YOUR TASK: In the entries below, find every line holding the string "label" and collect it.

:: DATA PROVIDED

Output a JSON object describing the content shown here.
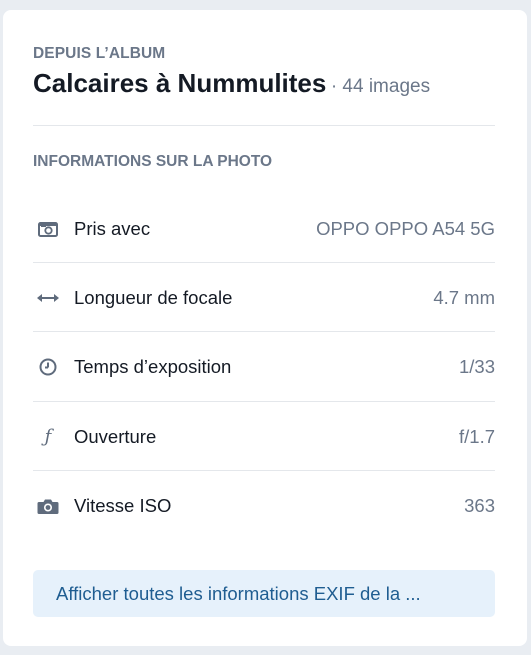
{
  "album": {
    "kicker": "DEPUIS L’ALBUM",
    "title": "Calcaires à Nummulites",
    "count": "· 44 images"
  },
  "photo_info": {
    "section_title": "INFORMATIONS SUR LA PHOTO",
    "rows": [
      {
        "icon": "camera-frame-icon",
        "label": "Pris avec",
        "value": "OPPO OPPO A54 5G"
      },
      {
        "icon": "double-arrow-icon",
        "label": "Longueur de focale",
        "value": "4.7 mm"
      },
      {
        "icon": "clock-icon",
        "label": "Temps d’exposition",
        "value": "1/33"
      },
      {
        "icon": "aperture-f-icon",
        "label": "Ouverture",
        "value": "f/1.7",
        "glyph": "ƒ"
      },
      {
        "icon": "camera-icon",
        "label": "Vitesse ISO",
        "value": "363"
      }
    ]
  },
  "exif_button": {
    "label": "Afficher toutes les informations EXIF de la ..."
  },
  "colors": {
    "muted": "#6b7789",
    "text": "#141a24",
    "button_bg": "#e6f1fb",
    "button_text": "#1f5d91"
  }
}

::::

COMPLETED TASK:
        "label": "Pris avec",
        "label": "Longueur de focale",
        "label": "Temps d’exposition",
        "label": "Ouverture",
        "label": "Vitesse ISO",
    "label": "Afficher toutes les informations EXIF de la ..."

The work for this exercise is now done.